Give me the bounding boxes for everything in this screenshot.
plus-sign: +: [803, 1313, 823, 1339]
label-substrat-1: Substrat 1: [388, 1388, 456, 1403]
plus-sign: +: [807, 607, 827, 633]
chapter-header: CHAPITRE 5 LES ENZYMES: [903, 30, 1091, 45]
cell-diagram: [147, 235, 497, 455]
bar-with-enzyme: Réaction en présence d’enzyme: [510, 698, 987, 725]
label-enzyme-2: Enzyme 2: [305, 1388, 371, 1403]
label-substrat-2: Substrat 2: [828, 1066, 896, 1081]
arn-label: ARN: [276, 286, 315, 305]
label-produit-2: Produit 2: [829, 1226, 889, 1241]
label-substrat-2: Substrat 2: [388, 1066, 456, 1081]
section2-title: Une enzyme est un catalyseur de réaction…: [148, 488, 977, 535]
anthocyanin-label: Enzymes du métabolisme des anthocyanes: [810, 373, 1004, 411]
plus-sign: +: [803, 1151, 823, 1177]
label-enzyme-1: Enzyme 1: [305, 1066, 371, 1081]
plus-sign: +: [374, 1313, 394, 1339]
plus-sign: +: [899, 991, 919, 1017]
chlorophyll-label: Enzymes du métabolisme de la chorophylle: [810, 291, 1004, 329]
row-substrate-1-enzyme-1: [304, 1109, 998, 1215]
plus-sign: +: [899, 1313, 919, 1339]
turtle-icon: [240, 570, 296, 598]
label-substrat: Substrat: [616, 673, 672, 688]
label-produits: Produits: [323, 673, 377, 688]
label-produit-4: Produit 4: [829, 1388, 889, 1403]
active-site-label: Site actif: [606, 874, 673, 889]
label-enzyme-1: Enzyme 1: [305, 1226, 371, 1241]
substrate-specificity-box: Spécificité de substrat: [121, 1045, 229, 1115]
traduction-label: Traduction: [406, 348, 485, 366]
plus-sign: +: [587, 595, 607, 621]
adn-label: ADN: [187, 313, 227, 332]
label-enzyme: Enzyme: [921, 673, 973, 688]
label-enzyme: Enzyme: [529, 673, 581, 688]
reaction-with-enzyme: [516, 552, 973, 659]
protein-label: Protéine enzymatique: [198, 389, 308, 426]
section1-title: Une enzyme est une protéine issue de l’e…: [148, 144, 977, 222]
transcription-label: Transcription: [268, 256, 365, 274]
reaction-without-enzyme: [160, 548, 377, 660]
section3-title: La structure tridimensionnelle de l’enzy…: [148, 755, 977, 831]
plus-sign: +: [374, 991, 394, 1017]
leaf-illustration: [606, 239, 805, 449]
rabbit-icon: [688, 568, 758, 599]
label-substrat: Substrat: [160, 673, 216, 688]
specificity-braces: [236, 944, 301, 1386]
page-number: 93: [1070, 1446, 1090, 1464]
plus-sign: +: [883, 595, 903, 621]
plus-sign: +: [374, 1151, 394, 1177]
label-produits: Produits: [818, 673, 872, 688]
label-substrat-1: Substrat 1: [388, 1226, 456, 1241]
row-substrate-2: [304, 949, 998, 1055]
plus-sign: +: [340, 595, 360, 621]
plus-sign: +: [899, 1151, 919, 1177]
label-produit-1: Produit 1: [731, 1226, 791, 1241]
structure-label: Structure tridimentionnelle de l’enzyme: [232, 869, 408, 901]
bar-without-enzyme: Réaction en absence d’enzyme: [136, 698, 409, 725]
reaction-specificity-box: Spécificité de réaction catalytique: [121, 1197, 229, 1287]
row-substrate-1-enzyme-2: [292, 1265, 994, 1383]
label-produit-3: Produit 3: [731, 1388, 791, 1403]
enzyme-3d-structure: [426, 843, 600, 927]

◇ ◇ ◇

#### Exercise requirements:
Search the entries for the word "structure", then gather every line that has it.

#### Answer area:
section3-title: La structure tridimensionnelle de l’enzy…: [148, 755, 977, 831]
structure-label: Structure tridimentionnelle de l’enzyme: [232, 869, 408, 901]
enzyme-3d-structure: [426, 843, 600, 927]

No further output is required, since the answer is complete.